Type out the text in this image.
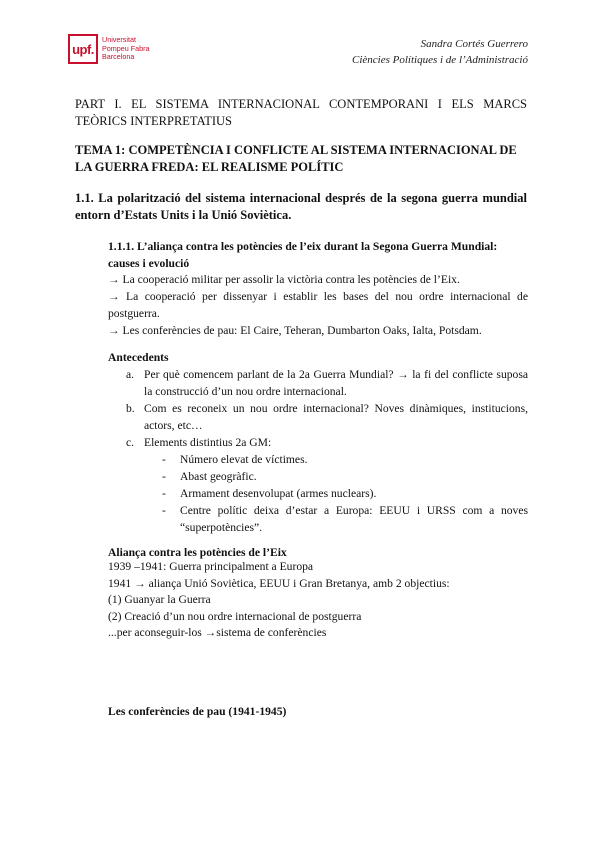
upf.
Universitat
Pompeu Fabra
Barcelona
Sandra Cortés Guerrero
Ciències Polítiques i de l’Administració
PART I. EL SISTEMA INTERNACIONAL CONTEMPORANI I ELS MARCS TEÒRICS INTERPRETATIUS
TEMA 1: COMPETÈNCIA I CONFLICTE AL SISTEMA INTERNACIONAL DE LA GUERRA FREDA: EL REALISME POLÍTIC
1.1. La polarització del sistema internacional després de la segona guerra mundial entorn d’Estats Units i la Unió Soviètica.
1.1.1. L’aliança contra les potències de l’eix durant la Segona Guerra Mundial: causes i evolució

→ La cooperació militar per assolir la victòria contra les potències de l’Eix.

→ La cooperació per dissenyar i establir les bases del nou ordre internacional de postguerra.

→ Les conferències de pau: El Caire, Teheran, Dumbarton Oaks, Ialta, Potsdam.

Antecedents
a. Per què comencem parlant de la 2a Guerra Mundial? → la fi del conflicte suposa la construcció d’un nou ordre internacional.
b. Com es reconeix un nou ordre internacional? Noves dinàmiques, institucions, actors, etc…
c. Elements distintius 2a GM:
- Número elevat de víctimes.
- Abast geogràfic.
- Armament desenvolupat (armes nuclears).
- Centre polític deixa d’estar a Europa: EEUU i URSS com a noves “superpotències”.
Aliança contra les potències de l’Eix

1939 –1941: Guerra principalment a Europa

1941 → aliança Unió Soviètica, EEUU i Gran Bretanya, amb 2 objectius:

(1) Guanyar la Guerra

(2) Creació d’un nou ordre internacional de postguerra

...per aconseguir-los →sistema de conferències

Les conferències de pau (1941-1945)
▬▬▬▬▬▬
**Goal of the exercise:**
Report only how many lines of the listing hold the word "ordre".

**Full response:**
4